[THE REQUEST]: Transcribe the rows verbatim, from the first row down to the row containing "223, 119, 251]", inclusive.

+ + +

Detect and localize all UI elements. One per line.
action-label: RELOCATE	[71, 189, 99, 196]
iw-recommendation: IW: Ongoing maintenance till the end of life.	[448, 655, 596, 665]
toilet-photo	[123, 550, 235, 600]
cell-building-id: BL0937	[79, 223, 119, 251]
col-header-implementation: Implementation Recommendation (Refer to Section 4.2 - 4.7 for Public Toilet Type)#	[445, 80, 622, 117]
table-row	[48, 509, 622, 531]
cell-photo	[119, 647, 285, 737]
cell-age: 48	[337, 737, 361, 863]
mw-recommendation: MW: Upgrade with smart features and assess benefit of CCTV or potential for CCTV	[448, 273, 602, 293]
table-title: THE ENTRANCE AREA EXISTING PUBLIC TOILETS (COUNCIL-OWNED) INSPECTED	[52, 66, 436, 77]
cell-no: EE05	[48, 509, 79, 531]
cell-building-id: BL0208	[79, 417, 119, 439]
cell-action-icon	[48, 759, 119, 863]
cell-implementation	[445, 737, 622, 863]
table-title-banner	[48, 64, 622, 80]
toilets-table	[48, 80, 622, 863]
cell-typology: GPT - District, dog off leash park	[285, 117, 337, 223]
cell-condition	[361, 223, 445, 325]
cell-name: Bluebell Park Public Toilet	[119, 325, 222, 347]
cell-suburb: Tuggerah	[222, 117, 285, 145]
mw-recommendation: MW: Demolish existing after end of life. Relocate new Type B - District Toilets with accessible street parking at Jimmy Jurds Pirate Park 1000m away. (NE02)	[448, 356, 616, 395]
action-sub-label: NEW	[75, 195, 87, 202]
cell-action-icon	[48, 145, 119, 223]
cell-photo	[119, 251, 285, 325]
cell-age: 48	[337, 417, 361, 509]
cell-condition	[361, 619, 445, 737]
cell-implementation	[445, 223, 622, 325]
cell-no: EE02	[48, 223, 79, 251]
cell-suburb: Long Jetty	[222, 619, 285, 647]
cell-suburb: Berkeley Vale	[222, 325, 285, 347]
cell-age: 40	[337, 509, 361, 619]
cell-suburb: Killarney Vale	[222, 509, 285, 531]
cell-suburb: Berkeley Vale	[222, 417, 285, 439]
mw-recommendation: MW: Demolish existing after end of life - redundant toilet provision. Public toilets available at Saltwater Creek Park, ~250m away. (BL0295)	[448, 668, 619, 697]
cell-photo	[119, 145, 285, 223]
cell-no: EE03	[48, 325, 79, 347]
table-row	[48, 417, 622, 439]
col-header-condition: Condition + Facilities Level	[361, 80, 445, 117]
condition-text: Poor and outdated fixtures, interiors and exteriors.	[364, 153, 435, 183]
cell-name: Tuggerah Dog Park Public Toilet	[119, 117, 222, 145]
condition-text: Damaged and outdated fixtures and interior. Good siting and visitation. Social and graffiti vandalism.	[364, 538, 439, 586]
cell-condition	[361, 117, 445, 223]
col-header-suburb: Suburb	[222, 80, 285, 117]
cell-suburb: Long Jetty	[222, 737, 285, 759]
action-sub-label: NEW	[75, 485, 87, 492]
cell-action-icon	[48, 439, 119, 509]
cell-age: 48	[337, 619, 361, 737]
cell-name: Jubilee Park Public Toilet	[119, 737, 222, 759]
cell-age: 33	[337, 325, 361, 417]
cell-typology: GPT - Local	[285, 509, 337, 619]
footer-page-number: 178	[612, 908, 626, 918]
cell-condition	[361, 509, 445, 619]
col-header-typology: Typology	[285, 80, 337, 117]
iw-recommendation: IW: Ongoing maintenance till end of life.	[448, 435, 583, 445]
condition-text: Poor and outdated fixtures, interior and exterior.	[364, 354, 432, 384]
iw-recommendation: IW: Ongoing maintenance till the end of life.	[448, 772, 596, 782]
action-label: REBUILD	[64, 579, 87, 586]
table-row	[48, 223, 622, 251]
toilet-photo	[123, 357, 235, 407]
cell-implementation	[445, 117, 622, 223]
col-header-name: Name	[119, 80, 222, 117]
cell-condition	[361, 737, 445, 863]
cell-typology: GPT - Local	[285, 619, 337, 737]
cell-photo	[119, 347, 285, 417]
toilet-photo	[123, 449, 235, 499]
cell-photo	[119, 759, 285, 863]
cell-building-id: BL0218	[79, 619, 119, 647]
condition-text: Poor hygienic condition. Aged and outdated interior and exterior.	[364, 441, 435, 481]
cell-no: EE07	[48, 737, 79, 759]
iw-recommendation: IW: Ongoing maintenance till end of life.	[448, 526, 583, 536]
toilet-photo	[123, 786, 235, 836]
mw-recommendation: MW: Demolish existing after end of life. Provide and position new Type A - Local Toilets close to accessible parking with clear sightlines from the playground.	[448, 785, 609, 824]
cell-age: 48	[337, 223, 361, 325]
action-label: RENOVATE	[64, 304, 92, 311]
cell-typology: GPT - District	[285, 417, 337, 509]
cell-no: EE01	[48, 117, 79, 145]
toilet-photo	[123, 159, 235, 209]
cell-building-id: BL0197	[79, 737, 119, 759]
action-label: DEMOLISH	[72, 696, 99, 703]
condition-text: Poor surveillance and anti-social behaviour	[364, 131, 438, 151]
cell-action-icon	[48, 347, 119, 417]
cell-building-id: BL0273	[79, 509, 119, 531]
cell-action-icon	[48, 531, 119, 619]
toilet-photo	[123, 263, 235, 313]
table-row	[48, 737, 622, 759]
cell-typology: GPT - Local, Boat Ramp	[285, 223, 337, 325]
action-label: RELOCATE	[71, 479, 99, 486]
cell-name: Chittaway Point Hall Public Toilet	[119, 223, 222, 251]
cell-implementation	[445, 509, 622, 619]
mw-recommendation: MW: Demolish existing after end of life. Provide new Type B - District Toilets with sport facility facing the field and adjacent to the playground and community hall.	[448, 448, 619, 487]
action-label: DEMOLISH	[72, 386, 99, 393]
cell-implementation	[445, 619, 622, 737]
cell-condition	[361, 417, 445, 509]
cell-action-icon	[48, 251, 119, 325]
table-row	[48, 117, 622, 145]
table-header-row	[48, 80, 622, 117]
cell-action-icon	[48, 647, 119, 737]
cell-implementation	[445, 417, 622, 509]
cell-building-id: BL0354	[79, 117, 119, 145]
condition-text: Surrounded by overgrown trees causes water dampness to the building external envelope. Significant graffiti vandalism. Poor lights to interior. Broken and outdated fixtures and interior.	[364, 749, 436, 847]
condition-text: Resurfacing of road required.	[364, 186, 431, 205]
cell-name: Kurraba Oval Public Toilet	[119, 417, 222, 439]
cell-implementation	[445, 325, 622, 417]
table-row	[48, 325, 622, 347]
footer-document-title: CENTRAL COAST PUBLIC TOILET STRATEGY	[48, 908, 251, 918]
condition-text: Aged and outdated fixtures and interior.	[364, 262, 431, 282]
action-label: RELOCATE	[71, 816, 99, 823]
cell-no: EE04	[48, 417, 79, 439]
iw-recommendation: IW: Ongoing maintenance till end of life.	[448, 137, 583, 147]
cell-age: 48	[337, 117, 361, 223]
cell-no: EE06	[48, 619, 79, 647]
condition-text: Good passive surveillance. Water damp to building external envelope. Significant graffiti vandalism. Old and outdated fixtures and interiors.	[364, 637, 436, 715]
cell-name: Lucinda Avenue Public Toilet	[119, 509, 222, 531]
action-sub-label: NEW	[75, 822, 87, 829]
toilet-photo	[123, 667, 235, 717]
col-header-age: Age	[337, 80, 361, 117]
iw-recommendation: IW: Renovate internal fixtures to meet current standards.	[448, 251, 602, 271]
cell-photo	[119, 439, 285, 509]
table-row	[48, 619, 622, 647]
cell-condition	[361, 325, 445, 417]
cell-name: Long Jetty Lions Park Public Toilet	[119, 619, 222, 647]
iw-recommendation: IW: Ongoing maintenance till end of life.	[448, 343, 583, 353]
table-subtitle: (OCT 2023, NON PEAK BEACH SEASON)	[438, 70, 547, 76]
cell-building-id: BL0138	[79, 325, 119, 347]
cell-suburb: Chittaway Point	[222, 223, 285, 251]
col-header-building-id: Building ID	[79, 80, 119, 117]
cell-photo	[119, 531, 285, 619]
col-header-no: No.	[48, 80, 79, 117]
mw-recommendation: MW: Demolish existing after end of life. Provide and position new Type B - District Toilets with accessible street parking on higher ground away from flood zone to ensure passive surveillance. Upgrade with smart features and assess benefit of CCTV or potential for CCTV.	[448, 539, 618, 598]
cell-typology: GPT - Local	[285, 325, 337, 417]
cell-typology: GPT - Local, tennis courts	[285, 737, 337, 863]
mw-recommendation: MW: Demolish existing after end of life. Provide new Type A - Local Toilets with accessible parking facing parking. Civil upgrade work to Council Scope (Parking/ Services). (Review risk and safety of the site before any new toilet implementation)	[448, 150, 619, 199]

+ + +

[EXERCISE OUTPUT]:
Detect and localize all UI elements. One per line.
action-label: RELOCATE	[71, 189, 99, 196]
iw-recommendation: IW: Ongoing maintenance till the end of life.	[448, 655, 596, 665]
toilet-photo	[123, 550, 235, 600]
cell-building-id: BL0937	[79, 223, 119, 251]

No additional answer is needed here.